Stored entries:
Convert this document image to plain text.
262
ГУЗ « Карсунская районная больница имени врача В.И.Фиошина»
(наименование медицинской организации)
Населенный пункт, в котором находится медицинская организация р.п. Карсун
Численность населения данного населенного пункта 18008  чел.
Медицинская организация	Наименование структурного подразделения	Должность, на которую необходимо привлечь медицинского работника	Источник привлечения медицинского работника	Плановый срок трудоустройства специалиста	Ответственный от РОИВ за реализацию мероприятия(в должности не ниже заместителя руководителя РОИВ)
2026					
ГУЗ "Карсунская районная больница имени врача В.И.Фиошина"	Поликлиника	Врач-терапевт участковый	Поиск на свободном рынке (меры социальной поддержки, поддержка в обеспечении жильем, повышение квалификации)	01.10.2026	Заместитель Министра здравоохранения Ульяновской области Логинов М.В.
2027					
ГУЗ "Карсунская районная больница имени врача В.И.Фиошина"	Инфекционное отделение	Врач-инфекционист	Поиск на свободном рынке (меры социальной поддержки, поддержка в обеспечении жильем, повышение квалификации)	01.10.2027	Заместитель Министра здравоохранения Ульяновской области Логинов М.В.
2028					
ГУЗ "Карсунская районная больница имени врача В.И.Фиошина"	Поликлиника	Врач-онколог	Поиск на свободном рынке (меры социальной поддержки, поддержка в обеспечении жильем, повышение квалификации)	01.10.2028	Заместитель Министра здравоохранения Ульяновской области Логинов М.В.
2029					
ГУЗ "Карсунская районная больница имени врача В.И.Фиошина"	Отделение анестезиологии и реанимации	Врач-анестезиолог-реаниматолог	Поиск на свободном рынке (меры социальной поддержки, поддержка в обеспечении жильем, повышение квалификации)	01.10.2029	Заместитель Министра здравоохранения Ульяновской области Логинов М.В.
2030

YOUR INSTRUCTIONS:
From the records above, extract every line exactly as it stands.

SOLUTION:
Convert this document image to plain text.
262
ГУЗ « Карсунская районная больница имени врача В.И.Фиошина»
(наименование медицинской организации)
Населенный пункт, в котором находится медицинская организация р.п. Карсун
Численность населения данного населенного пункта 18008  чел.
Медицинская организация	Наименование структурного подразделения	Должность, на которую необходимо привлечь медицинского работника	Источник привлечения медицинского работника	Плановый срок трудоустройства специалиста	Ответственный от РОИВ за реализацию мероприятия(в должности не ниже заместителя руководителя РОИВ)
2026					
ГУЗ "Карсунская районная больница имени врача В.И.Фиошина"	Поликлиника	Врач-терапевт участковый	Поиск на свободном рынке (меры социальной поддержки, поддержка в обеспечении жильем, повышение квалификации)	01.10.2026	Заместитель Министра здравоохранения Ульяновской области Логинов М.В.
2027					
ГУЗ "Карсунская районная больница имени врача В.И.Фиошина"	Инфекционное отделение	Врач-инфекционист	Поиск на свободном рынке (меры социальной поддержки, поддержка в обеспечении жильем, повышение квалификации)	01.10.2027	Заместитель Министра здравоохранения Ульяновской области Логинов М.В.
2028					
ГУЗ "Карсунская районная больница имени врача В.И.Фиошина"	Поликлиника	Врач-онколог	Поиск на свободном рынке (меры социальной поддержки, поддержка в обеспечении жильем, повышение квалификации)	01.10.2028	Заместитель Министра здравоохранения Ульяновской области Логинов М.В.
2029					
ГУЗ "Карсунская районная больница имени врача В.И.Фиошина"	Отделение анестезиологии и реанимации	Врач-анестезиолог-реаниматолог	Поиск на свободном рынке (меры социальной поддержки, поддержка в обеспечении жильем, повышение квалификации)	01.10.2029	Заместитель Министра здравоохранения Ульяновской области Логинов М.В.
2030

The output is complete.